[Given instruction] Duplicate every line of the records below without any changes.

[Raw records]
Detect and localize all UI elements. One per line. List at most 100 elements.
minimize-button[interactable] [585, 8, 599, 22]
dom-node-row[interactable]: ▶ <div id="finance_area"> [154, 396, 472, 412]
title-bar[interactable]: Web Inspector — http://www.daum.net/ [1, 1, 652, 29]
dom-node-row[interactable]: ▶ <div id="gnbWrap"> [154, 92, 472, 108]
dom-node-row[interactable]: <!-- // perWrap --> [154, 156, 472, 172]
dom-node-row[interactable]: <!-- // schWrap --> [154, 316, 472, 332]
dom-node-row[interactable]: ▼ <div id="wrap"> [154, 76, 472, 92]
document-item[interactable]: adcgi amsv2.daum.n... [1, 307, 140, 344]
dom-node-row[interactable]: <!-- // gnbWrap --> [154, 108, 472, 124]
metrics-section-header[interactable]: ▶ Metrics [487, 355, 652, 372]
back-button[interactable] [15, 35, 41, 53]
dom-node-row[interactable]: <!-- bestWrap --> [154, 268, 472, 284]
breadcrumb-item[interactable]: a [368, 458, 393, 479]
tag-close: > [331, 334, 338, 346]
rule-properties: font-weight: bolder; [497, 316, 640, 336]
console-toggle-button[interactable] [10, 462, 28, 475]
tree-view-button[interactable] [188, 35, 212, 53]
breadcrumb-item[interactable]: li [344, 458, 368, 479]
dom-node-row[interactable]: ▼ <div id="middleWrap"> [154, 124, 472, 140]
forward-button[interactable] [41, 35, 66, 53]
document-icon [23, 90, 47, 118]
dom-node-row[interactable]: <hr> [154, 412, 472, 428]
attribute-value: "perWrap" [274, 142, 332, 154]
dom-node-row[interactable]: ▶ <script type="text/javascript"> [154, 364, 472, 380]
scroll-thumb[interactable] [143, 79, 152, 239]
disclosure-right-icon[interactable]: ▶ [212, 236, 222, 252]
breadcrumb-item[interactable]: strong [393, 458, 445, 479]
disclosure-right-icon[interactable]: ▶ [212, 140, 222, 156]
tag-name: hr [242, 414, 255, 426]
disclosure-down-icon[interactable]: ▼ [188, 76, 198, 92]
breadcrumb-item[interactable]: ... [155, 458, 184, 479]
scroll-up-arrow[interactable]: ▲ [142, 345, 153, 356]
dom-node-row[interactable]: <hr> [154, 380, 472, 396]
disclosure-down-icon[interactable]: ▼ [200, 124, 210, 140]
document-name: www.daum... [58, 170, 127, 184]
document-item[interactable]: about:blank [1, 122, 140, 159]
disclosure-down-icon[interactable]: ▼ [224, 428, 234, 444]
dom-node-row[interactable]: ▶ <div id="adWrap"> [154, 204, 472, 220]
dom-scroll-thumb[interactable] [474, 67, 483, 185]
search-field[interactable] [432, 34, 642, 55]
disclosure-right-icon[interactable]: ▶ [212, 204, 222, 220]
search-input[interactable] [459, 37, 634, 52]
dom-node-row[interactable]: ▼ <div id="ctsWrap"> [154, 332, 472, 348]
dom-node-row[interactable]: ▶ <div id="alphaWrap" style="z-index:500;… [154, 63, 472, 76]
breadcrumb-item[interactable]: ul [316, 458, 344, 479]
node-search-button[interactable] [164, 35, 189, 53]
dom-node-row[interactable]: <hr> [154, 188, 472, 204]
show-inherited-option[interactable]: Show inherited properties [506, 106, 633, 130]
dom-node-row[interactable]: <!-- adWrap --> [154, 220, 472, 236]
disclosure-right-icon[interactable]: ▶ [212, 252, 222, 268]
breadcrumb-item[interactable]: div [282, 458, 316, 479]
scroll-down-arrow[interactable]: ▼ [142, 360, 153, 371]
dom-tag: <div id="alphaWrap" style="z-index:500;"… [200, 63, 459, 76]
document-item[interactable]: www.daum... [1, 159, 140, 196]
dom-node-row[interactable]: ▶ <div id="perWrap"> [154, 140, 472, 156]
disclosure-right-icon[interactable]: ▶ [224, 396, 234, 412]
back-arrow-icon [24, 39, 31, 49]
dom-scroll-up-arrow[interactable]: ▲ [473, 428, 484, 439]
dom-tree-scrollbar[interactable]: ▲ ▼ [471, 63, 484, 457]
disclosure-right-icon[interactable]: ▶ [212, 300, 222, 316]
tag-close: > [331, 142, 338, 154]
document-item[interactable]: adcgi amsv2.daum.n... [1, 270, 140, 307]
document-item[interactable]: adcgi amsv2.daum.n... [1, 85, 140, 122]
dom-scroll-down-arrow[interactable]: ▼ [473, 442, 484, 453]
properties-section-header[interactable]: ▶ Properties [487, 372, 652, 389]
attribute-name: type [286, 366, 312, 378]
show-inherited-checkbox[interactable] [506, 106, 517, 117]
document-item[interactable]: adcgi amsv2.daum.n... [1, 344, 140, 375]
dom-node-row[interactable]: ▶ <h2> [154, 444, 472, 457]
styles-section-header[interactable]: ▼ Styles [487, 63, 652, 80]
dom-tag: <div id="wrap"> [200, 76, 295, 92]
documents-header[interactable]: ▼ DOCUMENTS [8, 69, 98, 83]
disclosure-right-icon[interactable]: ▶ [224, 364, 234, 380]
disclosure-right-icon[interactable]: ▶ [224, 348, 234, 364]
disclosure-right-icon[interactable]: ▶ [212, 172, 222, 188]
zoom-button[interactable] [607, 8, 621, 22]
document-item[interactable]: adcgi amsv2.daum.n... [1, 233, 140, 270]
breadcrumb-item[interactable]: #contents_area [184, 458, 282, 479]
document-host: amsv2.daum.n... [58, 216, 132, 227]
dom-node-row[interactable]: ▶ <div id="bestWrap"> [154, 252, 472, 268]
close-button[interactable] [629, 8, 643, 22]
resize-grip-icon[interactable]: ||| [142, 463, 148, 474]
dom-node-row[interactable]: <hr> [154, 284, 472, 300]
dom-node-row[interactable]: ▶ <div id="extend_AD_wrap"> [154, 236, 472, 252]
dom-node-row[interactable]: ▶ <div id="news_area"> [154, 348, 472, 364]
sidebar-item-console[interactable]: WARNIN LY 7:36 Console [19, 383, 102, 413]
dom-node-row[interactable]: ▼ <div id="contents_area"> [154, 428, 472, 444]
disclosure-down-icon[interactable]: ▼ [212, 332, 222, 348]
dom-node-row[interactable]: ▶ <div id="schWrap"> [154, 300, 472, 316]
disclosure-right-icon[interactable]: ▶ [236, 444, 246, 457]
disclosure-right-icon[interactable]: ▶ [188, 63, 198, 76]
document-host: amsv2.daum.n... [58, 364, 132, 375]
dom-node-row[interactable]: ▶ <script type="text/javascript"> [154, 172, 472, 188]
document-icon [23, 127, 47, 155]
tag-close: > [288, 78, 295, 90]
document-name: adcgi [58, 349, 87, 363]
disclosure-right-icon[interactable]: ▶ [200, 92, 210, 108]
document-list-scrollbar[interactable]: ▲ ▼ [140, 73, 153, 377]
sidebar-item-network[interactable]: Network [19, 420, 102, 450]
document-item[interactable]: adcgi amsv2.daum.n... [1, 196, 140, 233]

[Result of this exercise]
Detect and localize all UI elements. One per line. List at most 100 elements.
minimize-button[interactable] [585, 8, 599, 22]
dom-node-row[interactable]: ▶ <div id="finance_area"> [154, 396, 472, 412]
title-bar[interactable]: Web Inspector — http://www.daum.net/ [1, 1, 652, 29]
dom-node-row[interactable]: ▶ <div id="gnbWrap"> [154, 92, 472, 108]
dom-node-row[interactable]: <!-- // perWrap --> [154, 156, 472, 172]
dom-node-row[interactable]: <!-- // schWrap --> [154, 316, 472, 332]
dom-node-row[interactable]: ▼ <div id="wrap"> [154, 76, 472, 92]
document-item[interactable]: adcgi amsv2.daum.n... [1, 307, 140, 344]
dom-node-row[interactable]: <!-- // gnbWrap --> [154, 108, 472, 124]
metrics-section-header[interactable]: ▶ Metrics [487, 355, 652, 372]
back-button[interactable] [15, 35, 41, 53]
dom-node-row[interactable]: <!-- bestWrap --> [154, 268, 472, 284]
breadcrumb-item[interactable]: a [368, 458, 393, 479]
tag-close: > [331, 334, 338, 346]
rule-properties: font-weight: bolder; [497, 316, 640, 336]
console-toggle-button[interactable] [10, 462, 28, 475]
tree-view-button[interactable] [188, 35, 212, 53]
breadcrumb-item[interactable]: li [344, 458, 368, 479]
dom-node-row[interactable]: ▼ <div id="middleWrap"> [154, 124, 472, 140]
forward-button[interactable] [41, 35, 66, 53]
document-icon [23, 90, 47, 118]
dom-node-row[interactable]: <hr> [154, 412, 472, 428]
attribute-value: "perWrap" [274, 142, 332, 154]
dom-node-row[interactable]: ▶ <script type="text/javascript"> [154, 364, 472, 380]
scroll-thumb[interactable] [143, 79, 152, 239]
disclosure-right-icon[interactable]: ▶ [212, 236, 222, 252]
breadcrumb-item[interactable]: strong [393, 458, 445, 479]
disclosure-right-icon[interactable]: ▶ [212, 140, 222, 156]
tag-name: hr [242, 414, 255, 426]
disclosure-down-icon[interactable]: ▼ [188, 76, 198, 92]
breadcrumb-item[interactable]: ... [155, 458, 184, 479]
scroll-up-arrow[interactable]: ▲ [142, 345, 153, 356]
dom-node-row[interactable]: <hr> [154, 380, 472, 396]
disclosure-down-icon[interactable]: ▼ [200, 124, 210, 140]
document-name: www.daum... [58, 170, 127, 184]
document-item[interactable]: about:blank [1, 122, 140, 159]
disclosure-down-icon[interactable]: ▼ [224, 428, 234, 444]
dom-node-row[interactable]: ▶ <div id="adWrap"> [154, 204, 472, 220]
dom-scroll-thumb[interactable] [474, 67, 483, 185]
search-field[interactable] [432, 34, 642, 55]
disclosure-right-icon[interactable]: ▶ [212, 204, 222, 220]
search-input[interactable] [459, 37, 634, 52]
dom-node-row[interactable]: ▼ <div id="ctsWrap"> [154, 332, 472, 348]
dom-node-row[interactable]: ▶ <div id="alphaWrap" style="z-index:500;… [154, 63, 472, 76]
breadcrumb-item[interactable]: ul [316, 458, 344, 479]
node-search-button[interactable] [164, 35, 189, 53]
dom-node-row[interactable]: <hr> [154, 188, 472, 204]
show-inherited-option[interactable]: Show inherited properties [506, 106, 633, 130]
dom-node-row[interactable]: <!-- adWrap --> [154, 220, 472, 236]
disclosure-right-icon[interactable]: ▶ [212, 252, 222, 268]
breadcrumb-item[interactable]: div [282, 458, 316, 479]
scroll-down-arrow[interactable]: ▼ [142, 360, 153, 371]
dom-tag: <div id="alphaWrap" style="z-index:500;"… [200, 63, 459, 76]
document-item[interactable]: www.daum... [1, 159, 140, 196]
dom-node-row[interactable]: ▶ <div id="perWrap"> [154, 140, 472, 156]
disclosure-right-icon[interactable]: ▶ [224, 396, 234, 412]
back-arrow-icon [24, 39, 31, 49]
dom-scroll-up-arrow[interactable]: ▲ [473, 428, 484, 439]
dom-tree-scrollbar[interactable]: ▲ ▼ [471, 63, 484, 457]
disclosure-right-icon[interactable]: ▶ [212, 300, 222, 316]
tag-close: > [331, 142, 338, 154]
document-item[interactable]: adcgi amsv2.daum.n... [1, 270, 140, 307]
document-item[interactable]: adcgi amsv2.daum.n... [1, 85, 140, 122]
dom-scroll-down-arrow[interactable]: ▼ [473, 442, 484, 453]
properties-section-header[interactable]: ▶ Properties [487, 372, 652, 389]
attribute-name: type [286, 366, 312, 378]
show-inherited-checkbox[interactable] [506, 106, 517, 117]
document-item[interactable]: adcgi amsv2.daum.n... [1, 344, 140, 375]
dom-node-row[interactable]: ▶ <h2> [154, 444, 472, 457]
styles-section-header[interactable]: ▼ Styles [487, 63, 652, 80]
dom-tag: <div id="wrap"> [200, 76, 295, 92]
documents-header[interactable]: ▼ DOCUMENTS [8, 69, 98, 83]
disclosure-right-icon[interactable]: ▶ [224, 364, 234, 380]
disclosure-right-icon[interactable]: ▶ [224, 348, 234, 364]
disclosure-right-icon[interactable]: ▶ [212, 172, 222, 188]
zoom-button[interactable] [607, 8, 621, 22]
document-item[interactable]: adcgi amsv2.daum.n... [1, 233, 140, 270]
breadcrumb-item[interactable]: #contents_area [184, 458, 282, 479]
document-host: amsv2.daum.n... [58, 216, 132, 227]
dom-node-row[interactable]: ▶ <div id="bestWrap"> [154, 252, 472, 268]
close-button[interactable] [629, 8, 643, 22]
resize-grip-icon[interactable]: ||| [142, 463, 148, 474]
dom-node-row[interactable]: <hr> [154, 284, 472, 300]
dom-node-row[interactable]: ▶ <div id="extend_AD_wrap"> [154, 236, 472, 252]
dom-node-row[interactable]: ▶ <div id="news_area"> [154, 348, 472, 364]
sidebar-item-console[interactable]: WARNIN LY 7:36 Console [19, 383, 102, 413]
dom-node-row[interactable]: ▼ <div id="contents_area"> [154, 428, 472, 444]
disclosure-down-icon[interactable]: ▼ [212, 332, 222, 348]
dom-node-row[interactable]: ▶ <div id="schWrap"> [154, 300, 472, 316]
disclosure-right-icon[interactable]: ▶ [236, 444, 246, 457]
disclosure-right-icon[interactable]: ▶ [188, 63, 198, 76]
document-host: amsv2.daum.n... [58, 364, 132, 375]
dom-node-row[interactable]: ▶ <script type="text/javascript"> [154, 172, 472, 188]
document-icon [23, 127, 47, 155]
tag-close: > [288, 78, 295, 90]
document-name: adcgi [58, 349, 87, 363]
disclosure-right-icon[interactable]: ▶ [200, 92, 210, 108]
document-list-scrollbar[interactable]: ▲ ▼ [140, 73, 153, 377]
sidebar-item-network[interactable]: Network [19, 420, 102, 450]
document-item[interactable]: adcgi amsv2.daum.n... [1, 196, 140, 233]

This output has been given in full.